■ **Records shown**:
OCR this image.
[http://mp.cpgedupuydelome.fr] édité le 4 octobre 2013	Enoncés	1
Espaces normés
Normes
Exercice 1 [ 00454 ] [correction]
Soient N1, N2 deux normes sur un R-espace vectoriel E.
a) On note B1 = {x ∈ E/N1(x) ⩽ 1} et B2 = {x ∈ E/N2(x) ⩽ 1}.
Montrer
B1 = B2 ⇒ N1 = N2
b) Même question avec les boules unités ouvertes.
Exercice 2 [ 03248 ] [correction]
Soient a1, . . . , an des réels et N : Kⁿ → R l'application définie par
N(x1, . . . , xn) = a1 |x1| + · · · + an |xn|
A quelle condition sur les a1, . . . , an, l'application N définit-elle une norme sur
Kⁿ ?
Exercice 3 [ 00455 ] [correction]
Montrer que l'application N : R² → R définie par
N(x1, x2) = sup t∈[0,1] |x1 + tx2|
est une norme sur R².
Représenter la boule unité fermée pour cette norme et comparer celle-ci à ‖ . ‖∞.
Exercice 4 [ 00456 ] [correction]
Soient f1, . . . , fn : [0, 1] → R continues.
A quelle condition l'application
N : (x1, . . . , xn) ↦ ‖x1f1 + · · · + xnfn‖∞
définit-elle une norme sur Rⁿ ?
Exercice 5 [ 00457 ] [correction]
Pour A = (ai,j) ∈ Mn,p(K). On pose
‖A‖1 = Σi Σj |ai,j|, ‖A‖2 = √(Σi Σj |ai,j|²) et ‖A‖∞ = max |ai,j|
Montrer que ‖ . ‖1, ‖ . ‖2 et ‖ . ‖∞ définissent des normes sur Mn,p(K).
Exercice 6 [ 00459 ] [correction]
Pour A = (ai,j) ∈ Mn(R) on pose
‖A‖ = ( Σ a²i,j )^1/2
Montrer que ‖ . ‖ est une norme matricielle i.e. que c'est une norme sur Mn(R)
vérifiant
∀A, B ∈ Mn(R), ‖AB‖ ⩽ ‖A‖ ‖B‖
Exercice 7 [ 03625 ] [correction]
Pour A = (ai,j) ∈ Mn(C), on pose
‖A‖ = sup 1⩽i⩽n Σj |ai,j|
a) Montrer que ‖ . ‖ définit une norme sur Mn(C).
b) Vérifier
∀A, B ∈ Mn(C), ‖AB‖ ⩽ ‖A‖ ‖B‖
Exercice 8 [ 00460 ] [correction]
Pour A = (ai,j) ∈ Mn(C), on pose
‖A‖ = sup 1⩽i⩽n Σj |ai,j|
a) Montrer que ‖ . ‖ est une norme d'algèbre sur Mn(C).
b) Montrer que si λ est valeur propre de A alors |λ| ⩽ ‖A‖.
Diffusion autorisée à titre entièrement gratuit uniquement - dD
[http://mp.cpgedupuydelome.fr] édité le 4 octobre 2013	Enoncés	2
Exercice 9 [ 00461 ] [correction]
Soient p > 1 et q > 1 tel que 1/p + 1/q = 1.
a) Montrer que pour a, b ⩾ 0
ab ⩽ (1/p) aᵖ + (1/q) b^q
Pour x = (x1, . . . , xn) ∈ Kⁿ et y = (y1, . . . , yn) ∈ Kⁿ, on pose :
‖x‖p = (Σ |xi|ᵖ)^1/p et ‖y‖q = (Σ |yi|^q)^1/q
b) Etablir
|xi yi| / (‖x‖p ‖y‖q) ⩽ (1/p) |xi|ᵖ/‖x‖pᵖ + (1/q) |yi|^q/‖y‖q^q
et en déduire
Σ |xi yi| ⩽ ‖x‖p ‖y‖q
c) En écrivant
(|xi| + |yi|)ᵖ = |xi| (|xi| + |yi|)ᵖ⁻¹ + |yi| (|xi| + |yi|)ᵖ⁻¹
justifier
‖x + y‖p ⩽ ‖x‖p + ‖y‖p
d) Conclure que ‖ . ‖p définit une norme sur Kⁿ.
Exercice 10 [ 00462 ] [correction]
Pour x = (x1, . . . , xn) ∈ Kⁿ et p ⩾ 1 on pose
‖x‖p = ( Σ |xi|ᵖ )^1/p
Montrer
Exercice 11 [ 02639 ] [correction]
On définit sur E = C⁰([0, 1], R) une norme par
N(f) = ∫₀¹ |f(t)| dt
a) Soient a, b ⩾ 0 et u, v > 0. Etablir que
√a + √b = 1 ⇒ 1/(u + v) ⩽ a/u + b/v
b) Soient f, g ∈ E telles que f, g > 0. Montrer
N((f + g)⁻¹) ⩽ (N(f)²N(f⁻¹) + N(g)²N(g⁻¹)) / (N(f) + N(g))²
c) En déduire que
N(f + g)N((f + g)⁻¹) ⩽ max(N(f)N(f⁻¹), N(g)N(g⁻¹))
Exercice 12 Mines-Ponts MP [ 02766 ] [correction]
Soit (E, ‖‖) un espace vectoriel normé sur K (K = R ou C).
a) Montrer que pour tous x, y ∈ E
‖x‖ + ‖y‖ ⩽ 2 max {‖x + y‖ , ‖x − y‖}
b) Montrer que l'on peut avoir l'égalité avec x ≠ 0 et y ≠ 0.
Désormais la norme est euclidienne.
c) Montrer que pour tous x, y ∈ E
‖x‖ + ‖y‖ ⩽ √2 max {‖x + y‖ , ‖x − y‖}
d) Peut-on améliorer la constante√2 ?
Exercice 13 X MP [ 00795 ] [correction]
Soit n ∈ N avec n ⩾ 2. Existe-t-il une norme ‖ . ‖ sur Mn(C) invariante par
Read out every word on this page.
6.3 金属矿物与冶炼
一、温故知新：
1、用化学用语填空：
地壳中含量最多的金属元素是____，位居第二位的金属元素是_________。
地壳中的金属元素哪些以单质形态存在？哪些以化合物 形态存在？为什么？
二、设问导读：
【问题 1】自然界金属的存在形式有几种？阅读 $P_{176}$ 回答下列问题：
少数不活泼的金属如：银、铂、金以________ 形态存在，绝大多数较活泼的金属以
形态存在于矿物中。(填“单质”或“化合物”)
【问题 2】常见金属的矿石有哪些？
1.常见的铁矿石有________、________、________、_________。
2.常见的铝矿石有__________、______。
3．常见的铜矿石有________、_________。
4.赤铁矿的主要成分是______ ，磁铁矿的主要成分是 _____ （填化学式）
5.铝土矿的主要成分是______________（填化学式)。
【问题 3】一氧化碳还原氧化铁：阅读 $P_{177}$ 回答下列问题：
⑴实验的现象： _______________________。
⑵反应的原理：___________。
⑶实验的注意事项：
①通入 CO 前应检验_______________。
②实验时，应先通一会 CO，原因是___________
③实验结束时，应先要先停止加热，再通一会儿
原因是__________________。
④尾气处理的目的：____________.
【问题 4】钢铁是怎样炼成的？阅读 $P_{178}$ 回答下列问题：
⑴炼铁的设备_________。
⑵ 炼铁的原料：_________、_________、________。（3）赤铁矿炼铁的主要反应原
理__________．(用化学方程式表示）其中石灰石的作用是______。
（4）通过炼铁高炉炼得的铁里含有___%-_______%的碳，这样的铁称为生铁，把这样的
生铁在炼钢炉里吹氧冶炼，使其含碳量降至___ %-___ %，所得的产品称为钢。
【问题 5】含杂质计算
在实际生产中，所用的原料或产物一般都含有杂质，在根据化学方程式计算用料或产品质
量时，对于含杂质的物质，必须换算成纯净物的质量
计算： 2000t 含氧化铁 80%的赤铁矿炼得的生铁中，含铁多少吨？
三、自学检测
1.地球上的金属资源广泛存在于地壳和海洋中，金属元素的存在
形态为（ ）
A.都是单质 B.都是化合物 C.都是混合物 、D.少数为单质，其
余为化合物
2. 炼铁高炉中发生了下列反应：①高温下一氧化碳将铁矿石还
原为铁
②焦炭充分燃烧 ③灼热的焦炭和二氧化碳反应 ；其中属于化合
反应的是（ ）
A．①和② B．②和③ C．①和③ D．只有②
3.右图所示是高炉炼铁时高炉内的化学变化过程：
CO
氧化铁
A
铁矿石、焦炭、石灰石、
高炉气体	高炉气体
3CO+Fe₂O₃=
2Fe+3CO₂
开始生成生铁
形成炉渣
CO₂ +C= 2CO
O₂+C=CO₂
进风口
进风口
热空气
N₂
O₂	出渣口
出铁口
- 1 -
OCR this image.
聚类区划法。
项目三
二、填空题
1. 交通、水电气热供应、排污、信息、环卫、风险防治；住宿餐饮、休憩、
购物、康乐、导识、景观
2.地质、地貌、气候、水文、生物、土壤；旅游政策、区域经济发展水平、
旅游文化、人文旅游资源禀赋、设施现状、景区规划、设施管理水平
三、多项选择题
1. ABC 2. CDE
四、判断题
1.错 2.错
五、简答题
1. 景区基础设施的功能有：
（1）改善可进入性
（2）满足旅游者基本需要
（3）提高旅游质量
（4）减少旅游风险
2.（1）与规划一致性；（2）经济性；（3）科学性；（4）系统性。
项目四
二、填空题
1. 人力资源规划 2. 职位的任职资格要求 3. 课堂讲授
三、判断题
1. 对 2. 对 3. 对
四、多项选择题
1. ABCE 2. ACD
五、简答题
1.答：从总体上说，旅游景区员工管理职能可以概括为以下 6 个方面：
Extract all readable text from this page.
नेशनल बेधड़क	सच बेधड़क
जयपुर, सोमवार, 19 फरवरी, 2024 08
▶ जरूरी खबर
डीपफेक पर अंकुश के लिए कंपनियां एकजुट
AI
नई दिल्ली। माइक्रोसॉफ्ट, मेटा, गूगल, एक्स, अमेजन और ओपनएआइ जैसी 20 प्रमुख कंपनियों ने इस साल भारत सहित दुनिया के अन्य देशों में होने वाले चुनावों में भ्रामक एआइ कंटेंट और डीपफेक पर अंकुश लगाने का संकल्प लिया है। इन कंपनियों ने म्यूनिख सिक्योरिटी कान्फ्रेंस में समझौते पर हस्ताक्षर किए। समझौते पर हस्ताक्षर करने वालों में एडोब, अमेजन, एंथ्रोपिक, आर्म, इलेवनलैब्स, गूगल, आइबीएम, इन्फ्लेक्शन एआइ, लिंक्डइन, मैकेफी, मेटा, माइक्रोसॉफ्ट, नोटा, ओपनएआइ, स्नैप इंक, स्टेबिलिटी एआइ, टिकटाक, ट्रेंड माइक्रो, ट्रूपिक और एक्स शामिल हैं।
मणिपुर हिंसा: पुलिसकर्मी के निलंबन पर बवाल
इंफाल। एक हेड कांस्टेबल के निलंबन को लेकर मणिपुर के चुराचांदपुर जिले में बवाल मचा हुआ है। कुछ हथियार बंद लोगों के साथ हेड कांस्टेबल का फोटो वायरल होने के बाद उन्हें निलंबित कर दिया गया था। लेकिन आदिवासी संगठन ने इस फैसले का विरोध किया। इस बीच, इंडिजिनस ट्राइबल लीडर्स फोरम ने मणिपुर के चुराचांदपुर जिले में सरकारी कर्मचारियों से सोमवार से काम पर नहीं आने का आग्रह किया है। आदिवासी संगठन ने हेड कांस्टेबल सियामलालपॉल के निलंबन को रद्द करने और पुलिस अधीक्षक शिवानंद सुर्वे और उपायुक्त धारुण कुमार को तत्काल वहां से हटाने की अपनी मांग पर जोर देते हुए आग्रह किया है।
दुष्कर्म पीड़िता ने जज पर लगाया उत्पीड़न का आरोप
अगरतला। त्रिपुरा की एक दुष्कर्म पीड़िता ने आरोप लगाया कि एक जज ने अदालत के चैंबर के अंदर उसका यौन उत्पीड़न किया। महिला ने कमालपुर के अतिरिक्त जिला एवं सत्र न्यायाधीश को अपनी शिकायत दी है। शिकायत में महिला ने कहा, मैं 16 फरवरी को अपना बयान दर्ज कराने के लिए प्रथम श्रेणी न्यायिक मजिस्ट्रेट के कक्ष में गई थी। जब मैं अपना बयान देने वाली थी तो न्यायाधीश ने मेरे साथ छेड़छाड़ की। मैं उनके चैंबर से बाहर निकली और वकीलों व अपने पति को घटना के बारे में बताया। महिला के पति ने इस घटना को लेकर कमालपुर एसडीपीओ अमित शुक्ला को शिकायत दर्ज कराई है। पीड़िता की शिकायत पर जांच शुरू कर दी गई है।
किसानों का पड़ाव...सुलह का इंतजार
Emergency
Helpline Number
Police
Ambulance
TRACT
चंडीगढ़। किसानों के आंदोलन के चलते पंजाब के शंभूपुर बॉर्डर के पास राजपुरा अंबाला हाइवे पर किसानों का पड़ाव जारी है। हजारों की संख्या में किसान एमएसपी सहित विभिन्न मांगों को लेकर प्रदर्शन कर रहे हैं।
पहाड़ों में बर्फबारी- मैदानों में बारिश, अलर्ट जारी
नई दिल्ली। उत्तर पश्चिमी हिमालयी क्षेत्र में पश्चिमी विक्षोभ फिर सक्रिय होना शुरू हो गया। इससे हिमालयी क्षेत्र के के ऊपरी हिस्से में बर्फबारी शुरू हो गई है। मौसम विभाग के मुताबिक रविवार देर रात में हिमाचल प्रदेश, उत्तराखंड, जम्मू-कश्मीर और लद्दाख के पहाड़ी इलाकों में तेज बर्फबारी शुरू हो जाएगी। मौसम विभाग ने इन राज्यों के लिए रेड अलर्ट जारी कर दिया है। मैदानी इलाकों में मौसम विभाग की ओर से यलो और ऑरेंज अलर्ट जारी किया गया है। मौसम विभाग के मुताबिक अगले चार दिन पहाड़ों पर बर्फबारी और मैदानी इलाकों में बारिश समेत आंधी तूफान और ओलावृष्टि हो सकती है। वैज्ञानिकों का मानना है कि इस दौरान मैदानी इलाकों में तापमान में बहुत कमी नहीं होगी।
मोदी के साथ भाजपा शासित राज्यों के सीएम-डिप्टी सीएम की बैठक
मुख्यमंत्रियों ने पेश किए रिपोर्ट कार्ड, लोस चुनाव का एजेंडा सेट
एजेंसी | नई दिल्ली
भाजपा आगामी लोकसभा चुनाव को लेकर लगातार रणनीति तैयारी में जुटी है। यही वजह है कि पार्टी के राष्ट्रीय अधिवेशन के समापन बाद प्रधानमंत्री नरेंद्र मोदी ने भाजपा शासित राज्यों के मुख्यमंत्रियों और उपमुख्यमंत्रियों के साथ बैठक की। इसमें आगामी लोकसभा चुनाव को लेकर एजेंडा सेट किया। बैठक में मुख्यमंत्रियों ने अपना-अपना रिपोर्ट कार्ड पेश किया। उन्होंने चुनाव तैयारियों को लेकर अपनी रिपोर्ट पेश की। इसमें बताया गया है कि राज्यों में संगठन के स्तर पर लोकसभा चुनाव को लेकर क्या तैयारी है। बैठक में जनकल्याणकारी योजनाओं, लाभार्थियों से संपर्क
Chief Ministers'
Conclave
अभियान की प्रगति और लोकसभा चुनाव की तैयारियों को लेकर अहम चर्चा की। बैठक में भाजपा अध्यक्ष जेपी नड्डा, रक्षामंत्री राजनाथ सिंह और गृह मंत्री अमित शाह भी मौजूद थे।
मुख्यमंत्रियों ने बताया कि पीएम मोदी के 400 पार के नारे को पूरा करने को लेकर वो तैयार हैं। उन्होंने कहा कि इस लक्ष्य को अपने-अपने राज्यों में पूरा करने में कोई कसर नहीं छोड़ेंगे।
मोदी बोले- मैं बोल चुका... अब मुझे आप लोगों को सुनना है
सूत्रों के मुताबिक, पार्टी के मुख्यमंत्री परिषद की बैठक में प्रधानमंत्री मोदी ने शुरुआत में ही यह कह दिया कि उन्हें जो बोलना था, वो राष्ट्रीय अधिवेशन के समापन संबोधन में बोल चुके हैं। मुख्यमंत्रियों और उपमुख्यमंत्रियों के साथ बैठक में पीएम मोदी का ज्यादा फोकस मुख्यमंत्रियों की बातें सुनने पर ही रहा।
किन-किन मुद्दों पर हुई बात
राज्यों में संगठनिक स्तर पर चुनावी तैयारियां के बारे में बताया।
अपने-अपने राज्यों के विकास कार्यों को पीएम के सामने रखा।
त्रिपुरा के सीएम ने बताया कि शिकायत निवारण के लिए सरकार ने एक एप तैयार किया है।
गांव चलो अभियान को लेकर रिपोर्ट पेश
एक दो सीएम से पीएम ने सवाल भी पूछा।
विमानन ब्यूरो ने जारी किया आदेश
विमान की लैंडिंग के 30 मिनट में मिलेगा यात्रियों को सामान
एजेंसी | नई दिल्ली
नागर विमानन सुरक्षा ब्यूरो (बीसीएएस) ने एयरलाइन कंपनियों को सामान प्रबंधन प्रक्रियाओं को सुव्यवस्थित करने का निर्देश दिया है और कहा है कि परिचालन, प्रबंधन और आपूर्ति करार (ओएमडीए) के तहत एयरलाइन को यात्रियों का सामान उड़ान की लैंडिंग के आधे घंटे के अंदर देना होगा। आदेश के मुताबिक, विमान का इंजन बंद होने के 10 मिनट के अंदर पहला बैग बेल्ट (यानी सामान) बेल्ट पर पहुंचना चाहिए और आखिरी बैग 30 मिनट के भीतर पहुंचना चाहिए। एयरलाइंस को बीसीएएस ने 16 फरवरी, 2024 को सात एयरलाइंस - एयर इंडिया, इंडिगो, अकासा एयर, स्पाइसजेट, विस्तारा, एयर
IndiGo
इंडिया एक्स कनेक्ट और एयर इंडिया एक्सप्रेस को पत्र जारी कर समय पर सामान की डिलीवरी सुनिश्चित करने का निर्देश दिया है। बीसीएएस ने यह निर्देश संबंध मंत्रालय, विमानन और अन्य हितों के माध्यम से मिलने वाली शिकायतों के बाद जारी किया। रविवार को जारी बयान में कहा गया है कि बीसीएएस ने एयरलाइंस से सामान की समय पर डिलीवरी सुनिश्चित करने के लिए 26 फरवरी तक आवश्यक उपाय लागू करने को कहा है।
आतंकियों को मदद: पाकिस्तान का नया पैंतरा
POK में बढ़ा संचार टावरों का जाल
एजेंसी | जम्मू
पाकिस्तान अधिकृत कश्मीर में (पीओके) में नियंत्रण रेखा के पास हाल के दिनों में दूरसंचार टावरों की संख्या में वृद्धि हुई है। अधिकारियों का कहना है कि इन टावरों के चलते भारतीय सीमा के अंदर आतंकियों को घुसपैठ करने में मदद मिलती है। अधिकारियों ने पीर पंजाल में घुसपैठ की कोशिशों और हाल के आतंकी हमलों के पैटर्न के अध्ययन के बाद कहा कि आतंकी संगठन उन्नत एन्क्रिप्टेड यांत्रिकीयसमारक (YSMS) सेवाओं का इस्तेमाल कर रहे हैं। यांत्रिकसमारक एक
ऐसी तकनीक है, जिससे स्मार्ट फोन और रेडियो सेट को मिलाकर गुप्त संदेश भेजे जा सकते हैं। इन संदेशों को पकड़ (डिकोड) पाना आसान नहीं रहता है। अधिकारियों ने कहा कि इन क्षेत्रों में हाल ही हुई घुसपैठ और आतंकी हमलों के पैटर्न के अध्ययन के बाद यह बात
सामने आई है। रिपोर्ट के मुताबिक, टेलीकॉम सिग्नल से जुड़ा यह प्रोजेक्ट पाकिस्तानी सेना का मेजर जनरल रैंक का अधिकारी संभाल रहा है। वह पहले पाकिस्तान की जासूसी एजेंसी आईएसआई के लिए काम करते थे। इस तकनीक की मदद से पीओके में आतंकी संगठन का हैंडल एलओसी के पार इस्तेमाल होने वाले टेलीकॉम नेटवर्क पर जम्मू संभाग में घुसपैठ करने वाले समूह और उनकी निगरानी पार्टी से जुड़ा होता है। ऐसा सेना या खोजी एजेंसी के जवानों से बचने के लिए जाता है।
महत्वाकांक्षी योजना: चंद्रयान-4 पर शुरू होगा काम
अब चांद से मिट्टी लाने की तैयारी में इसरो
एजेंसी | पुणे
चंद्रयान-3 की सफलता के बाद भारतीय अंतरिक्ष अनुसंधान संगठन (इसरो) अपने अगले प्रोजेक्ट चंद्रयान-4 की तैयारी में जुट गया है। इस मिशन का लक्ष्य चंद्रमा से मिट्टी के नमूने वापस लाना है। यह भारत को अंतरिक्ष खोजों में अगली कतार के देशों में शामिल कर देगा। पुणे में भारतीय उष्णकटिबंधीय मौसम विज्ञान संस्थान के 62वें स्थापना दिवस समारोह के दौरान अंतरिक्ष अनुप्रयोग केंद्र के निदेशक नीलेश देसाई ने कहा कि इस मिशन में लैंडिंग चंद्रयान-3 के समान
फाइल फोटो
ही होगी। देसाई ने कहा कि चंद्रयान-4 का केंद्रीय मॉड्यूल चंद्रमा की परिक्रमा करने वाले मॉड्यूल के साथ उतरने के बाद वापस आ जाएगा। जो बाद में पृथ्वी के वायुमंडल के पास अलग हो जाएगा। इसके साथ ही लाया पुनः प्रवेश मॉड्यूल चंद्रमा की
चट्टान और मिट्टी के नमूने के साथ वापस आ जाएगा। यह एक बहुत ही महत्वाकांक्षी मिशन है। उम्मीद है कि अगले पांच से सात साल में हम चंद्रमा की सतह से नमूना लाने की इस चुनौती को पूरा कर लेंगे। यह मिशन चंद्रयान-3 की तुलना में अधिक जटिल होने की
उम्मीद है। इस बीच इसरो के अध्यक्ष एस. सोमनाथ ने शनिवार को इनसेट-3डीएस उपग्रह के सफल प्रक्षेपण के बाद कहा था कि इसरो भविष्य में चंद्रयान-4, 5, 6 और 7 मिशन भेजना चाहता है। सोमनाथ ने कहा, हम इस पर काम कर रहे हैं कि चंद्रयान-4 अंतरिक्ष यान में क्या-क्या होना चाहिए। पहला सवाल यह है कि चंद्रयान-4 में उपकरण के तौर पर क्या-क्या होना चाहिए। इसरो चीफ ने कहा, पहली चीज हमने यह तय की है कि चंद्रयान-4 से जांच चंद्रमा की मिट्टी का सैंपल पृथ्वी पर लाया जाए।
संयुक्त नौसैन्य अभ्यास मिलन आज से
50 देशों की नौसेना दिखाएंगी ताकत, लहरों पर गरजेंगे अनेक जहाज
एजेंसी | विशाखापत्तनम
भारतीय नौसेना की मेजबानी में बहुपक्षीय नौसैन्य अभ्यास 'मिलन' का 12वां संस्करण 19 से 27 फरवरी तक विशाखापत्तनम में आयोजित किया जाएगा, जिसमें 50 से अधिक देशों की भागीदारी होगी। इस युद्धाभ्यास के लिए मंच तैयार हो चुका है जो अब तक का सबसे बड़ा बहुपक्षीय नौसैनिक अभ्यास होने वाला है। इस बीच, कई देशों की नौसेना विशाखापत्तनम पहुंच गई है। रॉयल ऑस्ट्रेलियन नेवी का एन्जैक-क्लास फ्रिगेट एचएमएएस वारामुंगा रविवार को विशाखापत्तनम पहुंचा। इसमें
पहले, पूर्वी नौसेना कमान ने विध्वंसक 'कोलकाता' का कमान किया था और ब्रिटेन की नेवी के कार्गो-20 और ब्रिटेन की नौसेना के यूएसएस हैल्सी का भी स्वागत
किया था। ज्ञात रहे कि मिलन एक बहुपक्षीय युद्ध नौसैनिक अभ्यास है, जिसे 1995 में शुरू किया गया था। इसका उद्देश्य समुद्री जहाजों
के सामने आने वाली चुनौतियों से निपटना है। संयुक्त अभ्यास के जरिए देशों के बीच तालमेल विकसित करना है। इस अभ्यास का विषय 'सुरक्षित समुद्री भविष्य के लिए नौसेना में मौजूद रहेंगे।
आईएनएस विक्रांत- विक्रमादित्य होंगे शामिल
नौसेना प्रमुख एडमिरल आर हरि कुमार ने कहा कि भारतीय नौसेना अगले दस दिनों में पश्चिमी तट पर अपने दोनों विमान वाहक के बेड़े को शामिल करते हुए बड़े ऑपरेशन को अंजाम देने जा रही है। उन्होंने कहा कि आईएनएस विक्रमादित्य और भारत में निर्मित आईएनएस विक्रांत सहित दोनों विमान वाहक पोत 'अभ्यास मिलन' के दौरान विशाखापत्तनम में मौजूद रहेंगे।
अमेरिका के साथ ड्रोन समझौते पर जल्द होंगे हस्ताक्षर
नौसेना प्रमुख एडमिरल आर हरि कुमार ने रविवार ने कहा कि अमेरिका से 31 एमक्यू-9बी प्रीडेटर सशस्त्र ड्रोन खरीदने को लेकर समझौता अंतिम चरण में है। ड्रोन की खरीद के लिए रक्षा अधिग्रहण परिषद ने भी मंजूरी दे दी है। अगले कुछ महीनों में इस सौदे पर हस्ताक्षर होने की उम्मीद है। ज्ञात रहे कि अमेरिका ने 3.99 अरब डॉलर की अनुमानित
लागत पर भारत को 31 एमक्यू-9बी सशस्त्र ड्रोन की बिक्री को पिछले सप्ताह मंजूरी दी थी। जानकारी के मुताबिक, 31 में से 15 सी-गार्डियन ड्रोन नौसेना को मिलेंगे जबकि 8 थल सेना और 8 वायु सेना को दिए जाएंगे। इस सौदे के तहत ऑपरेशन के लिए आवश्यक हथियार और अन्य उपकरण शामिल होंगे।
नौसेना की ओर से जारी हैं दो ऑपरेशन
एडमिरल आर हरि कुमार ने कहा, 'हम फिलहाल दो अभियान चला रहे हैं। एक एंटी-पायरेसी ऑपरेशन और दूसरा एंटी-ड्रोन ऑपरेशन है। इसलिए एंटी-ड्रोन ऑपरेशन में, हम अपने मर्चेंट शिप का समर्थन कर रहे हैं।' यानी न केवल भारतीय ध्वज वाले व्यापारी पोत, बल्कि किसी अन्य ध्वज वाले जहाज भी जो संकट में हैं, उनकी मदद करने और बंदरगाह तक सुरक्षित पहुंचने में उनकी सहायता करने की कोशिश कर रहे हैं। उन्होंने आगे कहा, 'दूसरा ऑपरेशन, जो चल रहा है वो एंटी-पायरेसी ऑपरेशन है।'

■ **Exercise goal**: Tally how many lines of the data include the word "回答下列问题". Write the number and nothing else.

■ **Solution to the problem**: 3